INSTRUCTION: Transcribe the full listing exactly, and drop every picture.

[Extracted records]
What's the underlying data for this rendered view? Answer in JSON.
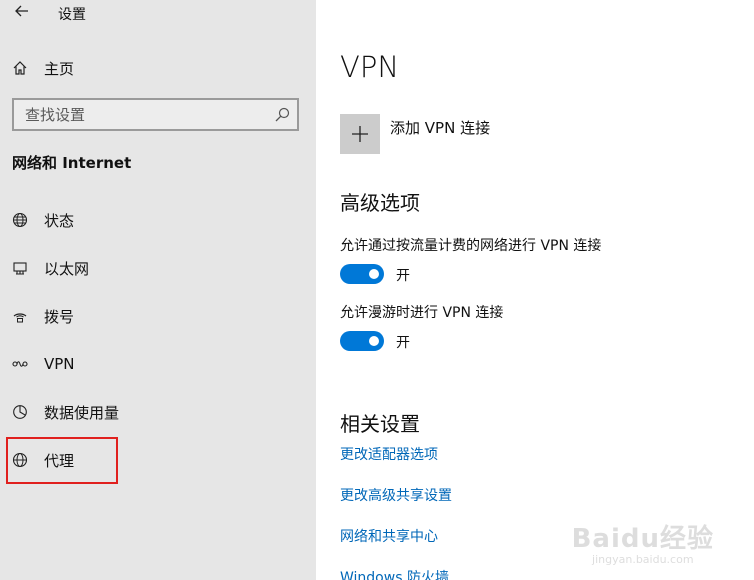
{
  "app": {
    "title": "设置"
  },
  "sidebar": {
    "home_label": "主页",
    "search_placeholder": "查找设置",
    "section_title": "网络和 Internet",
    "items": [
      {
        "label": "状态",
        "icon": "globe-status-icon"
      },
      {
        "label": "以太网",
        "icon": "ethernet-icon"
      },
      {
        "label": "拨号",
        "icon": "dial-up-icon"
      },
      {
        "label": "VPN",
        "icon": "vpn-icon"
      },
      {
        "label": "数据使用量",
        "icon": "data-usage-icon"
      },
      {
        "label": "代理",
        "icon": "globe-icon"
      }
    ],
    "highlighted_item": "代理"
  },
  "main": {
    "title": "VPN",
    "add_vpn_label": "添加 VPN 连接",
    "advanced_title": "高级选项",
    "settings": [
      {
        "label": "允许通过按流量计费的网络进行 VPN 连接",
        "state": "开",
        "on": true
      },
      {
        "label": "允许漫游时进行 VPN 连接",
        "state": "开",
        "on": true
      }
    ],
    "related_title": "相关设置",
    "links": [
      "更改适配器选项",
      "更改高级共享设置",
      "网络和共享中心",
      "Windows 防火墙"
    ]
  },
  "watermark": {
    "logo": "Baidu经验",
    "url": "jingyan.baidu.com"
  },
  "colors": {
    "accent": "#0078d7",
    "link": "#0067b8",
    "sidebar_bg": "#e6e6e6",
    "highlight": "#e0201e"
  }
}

FINISHED ANSWER:
What's the underlying data for this rendered view? Answer in JSON.
{
  "app": {
    "title": "设置"
  },
  "sidebar": {
    "home_label": "主页",
    "search_placeholder": "查找设置",
    "section_title": "网络和 Internet",
    "items": [
      {
        "label": "状态",
        "icon": "globe-status-icon"
      },
      {
        "label": "以太网",
        "icon": "ethernet-icon"
      },
      {
        "label": "拨号",
        "icon": "dial-up-icon"
      },
      {
        "label": "VPN",
        "icon": "vpn-icon"
      },
      {
        "label": "数据使用量",
        "icon": "data-usage-icon"
      },
      {
        "label": "代理",
        "icon": "globe-icon"
      }
    ],
    "highlighted_item": "代理"
  },
  "main": {
    "title": "VPN",
    "add_vpn_label": "添加 VPN 连接",
    "advanced_title": "高级选项",
    "settings": [
      {
        "label": "允许通过按流量计费的网络进行 VPN 连接",
        "state": "开",
        "on": true
      },
      {
        "label": "允许漫游时进行 VPN 连接",
        "state": "开",
        "on": true
      }
    ],
    "related_title": "相关设置",
    "links": [
      "更改适配器选项",
      "更改高级共享设置",
      "网络和共享中心",
      "Windows 防火墙"
    ]
  },
  "watermark": {
    "logo": "Baidu经验",
    "url": "jingyan.baidu.com"
  },
  "colors": {
    "accent": "#0078d7",
    "link": "#0067b8",
    "sidebar_bg": "#e6e6e6",
    "highlight": "#e0201e"
  }
}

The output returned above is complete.